*SOURCE MATERIAL:*
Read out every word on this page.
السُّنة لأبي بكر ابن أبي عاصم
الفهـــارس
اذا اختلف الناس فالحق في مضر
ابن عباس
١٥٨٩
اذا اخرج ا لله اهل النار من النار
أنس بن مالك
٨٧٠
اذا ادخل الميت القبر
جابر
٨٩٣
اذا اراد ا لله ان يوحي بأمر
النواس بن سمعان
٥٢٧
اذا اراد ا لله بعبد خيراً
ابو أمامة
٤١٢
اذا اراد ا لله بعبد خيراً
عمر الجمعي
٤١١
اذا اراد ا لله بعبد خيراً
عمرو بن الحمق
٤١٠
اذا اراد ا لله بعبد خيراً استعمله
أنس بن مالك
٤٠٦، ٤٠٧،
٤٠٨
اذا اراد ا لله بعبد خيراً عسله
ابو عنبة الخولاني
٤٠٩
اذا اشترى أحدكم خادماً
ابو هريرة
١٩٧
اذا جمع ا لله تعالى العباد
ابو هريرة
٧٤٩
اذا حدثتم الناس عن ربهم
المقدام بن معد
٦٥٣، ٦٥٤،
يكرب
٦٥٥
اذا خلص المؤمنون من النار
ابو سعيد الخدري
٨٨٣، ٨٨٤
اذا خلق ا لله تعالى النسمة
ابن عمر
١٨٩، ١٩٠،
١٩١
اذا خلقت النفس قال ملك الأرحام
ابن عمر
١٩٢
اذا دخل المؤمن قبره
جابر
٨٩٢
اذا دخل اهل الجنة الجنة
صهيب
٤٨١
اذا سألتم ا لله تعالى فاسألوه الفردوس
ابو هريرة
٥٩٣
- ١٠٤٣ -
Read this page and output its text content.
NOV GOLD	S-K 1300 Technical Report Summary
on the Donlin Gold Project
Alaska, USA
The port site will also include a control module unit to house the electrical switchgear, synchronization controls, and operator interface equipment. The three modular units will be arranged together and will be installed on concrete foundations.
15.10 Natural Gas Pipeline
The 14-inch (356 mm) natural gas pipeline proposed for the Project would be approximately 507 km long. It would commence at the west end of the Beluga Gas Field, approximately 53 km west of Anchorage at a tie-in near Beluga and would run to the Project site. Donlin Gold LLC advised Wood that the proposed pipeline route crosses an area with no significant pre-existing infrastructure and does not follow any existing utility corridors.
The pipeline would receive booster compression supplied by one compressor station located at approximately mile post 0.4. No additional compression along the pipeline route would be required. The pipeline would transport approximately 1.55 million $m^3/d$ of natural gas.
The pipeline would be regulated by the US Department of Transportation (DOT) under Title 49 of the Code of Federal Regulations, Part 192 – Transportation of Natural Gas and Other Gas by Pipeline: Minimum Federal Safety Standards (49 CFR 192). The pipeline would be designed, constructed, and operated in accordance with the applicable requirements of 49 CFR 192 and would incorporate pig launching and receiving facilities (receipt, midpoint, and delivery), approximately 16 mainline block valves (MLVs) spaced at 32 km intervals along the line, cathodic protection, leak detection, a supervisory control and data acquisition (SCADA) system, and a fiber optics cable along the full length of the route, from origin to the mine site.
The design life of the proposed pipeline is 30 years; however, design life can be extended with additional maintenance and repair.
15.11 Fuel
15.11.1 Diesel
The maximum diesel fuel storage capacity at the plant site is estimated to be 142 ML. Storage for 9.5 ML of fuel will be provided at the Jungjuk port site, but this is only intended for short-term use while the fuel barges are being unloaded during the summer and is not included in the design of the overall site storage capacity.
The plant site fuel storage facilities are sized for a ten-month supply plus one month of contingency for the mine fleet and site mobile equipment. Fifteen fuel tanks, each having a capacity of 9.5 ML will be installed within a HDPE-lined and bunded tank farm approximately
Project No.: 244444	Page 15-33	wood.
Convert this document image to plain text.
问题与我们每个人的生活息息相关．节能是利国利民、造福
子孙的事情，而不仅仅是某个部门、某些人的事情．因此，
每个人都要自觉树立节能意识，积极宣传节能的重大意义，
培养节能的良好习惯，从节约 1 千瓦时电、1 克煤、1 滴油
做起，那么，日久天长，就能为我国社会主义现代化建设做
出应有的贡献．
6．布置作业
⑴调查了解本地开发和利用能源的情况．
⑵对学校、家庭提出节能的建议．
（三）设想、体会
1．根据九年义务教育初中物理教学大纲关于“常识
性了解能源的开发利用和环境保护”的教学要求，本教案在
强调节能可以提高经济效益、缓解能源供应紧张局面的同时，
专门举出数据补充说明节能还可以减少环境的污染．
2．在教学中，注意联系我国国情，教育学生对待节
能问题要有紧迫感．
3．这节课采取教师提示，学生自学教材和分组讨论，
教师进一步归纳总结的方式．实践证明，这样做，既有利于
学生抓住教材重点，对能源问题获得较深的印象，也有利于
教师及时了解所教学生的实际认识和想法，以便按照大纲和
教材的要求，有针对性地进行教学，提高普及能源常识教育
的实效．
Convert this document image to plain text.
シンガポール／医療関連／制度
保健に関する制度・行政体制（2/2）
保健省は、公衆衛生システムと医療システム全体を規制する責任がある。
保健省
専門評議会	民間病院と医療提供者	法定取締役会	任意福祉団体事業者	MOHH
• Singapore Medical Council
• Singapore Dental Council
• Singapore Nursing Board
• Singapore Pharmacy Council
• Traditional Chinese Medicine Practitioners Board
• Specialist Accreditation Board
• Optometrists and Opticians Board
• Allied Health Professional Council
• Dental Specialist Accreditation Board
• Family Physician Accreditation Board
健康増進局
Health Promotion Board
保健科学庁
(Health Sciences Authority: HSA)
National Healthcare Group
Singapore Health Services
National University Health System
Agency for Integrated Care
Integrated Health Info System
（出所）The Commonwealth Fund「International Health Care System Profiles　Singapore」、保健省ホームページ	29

*EXERCISE DIRECTIONS:* Exactly as written above, please repeat the entries.

*EXPECTED OUTPUT:*
Read out every word on this page.
السُّنة لأبي بكر ابن أبي عاصم
الفهـــارس
اذا اختلف الناس فالحق في مضر
ابن عباس
١٥٨٩
اذا اخرج ا لله اهل النار من النار
أنس بن مالك
٨٧٠
اذا ادخل الميت القبر
جابر
٨٩٣
اذا اراد ا لله ان يوحي بأمر
النواس بن سمعان
٥٢٧
اذا اراد ا لله بعبد خيراً
ابو أمامة
٤١٢
اذا اراد ا لله بعبد خيراً
عمر الجمعي
٤١١
اذا اراد ا لله بعبد خيراً
عمرو بن الحمق
٤١٠
اذا اراد ا لله بعبد خيراً استعمله
أنس بن مالك
٤٠٦، ٤٠٧،
٤٠٨
اذا اراد ا لله بعبد خيراً عسله
ابو عنبة الخولاني
٤٠٩
اذا اشترى أحدكم خادماً
ابو هريرة
١٩٧
اذا جمع ا لله تعالى العباد
ابو هريرة
٧٤٩
اذا حدثتم الناس عن ربهم
المقدام بن معد
٦٥٣، ٦٥٤،
يكرب
٦٥٥
اذا خلص المؤمنون من النار
ابو سعيد الخدري
٨٨٣، ٨٨٤
اذا خلق ا لله تعالى النسمة
ابن عمر
١٨٩، ١٩٠،
١٩١
اذا خلقت النفس قال ملك الأرحام
ابن عمر
١٩٢
اذا دخل المؤمن قبره
جابر
٨٩٢
اذا دخل اهل الجنة الجنة
صهيب
٤٨١
اذا سألتم ا لله تعالى فاسألوه الفردوس
ابو هريرة
٥٩٣
- ١٠٤٣ -
Read this page and output its text content.
NOV GOLD	S-K 1300 Technical Report Summary
on the Donlin Gold Project
Alaska, USA
The port site will also include a control module unit to house the electrical switchgear, synchronization controls, and operator interface equipment. The three modular units will be arranged together and will be installed on concrete foundations.
15.10 Natural Gas Pipeline
The 14-inch (356 mm) natural gas pipeline proposed for the Project would be approximately 507 km long. It would commence at the west end of the Beluga Gas Field, approximately 53 km west of Anchorage at a tie-in near Beluga and would run to the Project site. Donlin Gold LLC advised Wood that the proposed pipeline route crosses an area with no significant pre-existing infrastructure and does not follow any existing utility corridors.
The pipeline would receive booster compression supplied by one compressor station located at approximately mile post 0.4. No additional compression along the pipeline route would be required. The pipeline would transport approximately 1.55 million $m^3/d$ of natural gas.
The pipeline would be regulated by the US Department of Transportation (DOT) under Title 49 of the Code of Federal Regulations, Part 192 – Transportation of Natural Gas and Other Gas by Pipeline: Minimum Federal Safety Standards (49 CFR 192). The pipeline would be designed, constructed, and operated in accordance with the applicable requirements of 49 CFR 192 and would incorporate pig launching and receiving facilities (receipt, midpoint, and delivery), approximately 16 mainline block valves (MLVs) spaced at 32 km intervals along the line, cathodic protection, leak detection, a supervisory control and data acquisition (SCADA) system, and a fiber optics cable along the full length of the route, from origin to the mine site.
The design life of the proposed pipeline is 30 years; however, design life can be extended with additional maintenance and repair.
15.11 Fuel
15.11.1 Diesel
The maximum diesel fuel storage capacity at the plant site is estimated to be 142 ML. Storage for 9.5 ML of fuel will be provided at the Jungjuk port site, but this is only intended for short-term use while the fuel barges are being unloaded during the summer and is not included in the design of the overall site storage capacity.
The plant site fuel storage facilities are sized for a ten-month supply plus one month of contingency for the mine fleet and site mobile equipment. Fifteen fuel tanks, each having a capacity of 9.5 ML will be installed within a HDPE-lined and bunded tank farm approximately
Project No.: 244444	Page 15-33	wood.
Convert this document image to plain text.
问题与我们每个人的生活息息相关．节能是利国利民、造福
子孙的事情，而不仅仅是某个部门、某些人的事情．因此，
每个人都要自觉树立节能意识，积极宣传节能的重大意义，
培养节能的良好习惯，从节约 1 千瓦时电、1 克煤、1 滴油
做起，那么，日久天长，就能为我国社会主义现代化建设做
出应有的贡献．
6．布置作业
⑴调查了解本地开发和利用能源的情况．
⑵对学校、家庭提出节能的建议．
（三）设想、体会
1．根据九年义务教育初中物理教学大纲关于“常识
性了解能源的开发利用和环境保护”的教学要求，本教案在
强调节能可以提高经济效益、缓解能源供应紧张局面的同时，
专门举出数据补充说明节能还可以减少环境的污染．
2．在教学中，注意联系我国国情，教育学生对待节
能问题要有紧迫感．
3．这节课采取教师提示，学生自学教材和分组讨论，
教师进一步归纳总结的方式．实践证明，这样做，既有利于
学生抓住教材重点，对能源问题获得较深的印象，也有利于
教师及时了解所教学生的实际认识和想法，以便按照大纲和
教材的要求，有针对性地进行教学，提高普及能源常识教育
的实效．
Convert this document image to plain text.
シンガポール／医療関連／制度
保健に関する制度・行政体制（2/2）
保健省は、公衆衛生システムと医療システム全体を規制する責任がある。
保健省
専門評議会	民間病院と医療提供者	法定取締役会	任意福祉団体事業者	MOHH
• Singapore Medical Council
• Singapore Dental Council
• Singapore Nursing Board
• Singapore Pharmacy Council
• Traditional Chinese Medicine Practitioners Board
• Specialist Accreditation Board
• Optometrists and Opticians Board
• Allied Health Professional Council
• Dental Specialist Accreditation Board
• Family Physician Accreditation Board
健康増進局
Health Promotion Board
保健科学庁
(Health Sciences Authority: HSA)
National Healthcare Group
Singapore Health Services
National University Health System
Agency for Integrated Care
Integrated Health Info System
（出所）The Commonwealth Fund「International Health Care System Profiles　Singapore」、保健省ホームページ	29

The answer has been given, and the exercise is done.